◆ **Given exercise**:
Look for the string "House" in the lines and copy each line that has it.

◆ **Supplied data**:
────────────────────

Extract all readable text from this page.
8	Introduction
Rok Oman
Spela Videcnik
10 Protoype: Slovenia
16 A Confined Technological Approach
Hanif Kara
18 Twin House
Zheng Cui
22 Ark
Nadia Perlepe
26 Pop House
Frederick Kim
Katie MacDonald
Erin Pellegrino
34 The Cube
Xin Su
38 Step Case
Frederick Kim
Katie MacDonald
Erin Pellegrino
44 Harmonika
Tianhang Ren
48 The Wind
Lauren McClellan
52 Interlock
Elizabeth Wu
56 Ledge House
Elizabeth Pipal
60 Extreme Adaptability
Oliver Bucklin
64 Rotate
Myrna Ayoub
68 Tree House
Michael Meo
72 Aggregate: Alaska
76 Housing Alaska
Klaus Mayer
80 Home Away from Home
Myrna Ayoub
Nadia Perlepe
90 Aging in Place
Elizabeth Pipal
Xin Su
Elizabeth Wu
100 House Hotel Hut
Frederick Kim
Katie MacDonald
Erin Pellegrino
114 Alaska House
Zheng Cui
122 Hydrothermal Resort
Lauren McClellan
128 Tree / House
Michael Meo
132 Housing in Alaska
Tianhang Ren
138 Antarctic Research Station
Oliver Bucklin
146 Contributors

────────────────────

◆ **Answer in full**:
18 Twin House
26 Pop House
56 Ledge House
68 Tree House
100 House Hotel Hut
114 Alaska House
128 Tree / House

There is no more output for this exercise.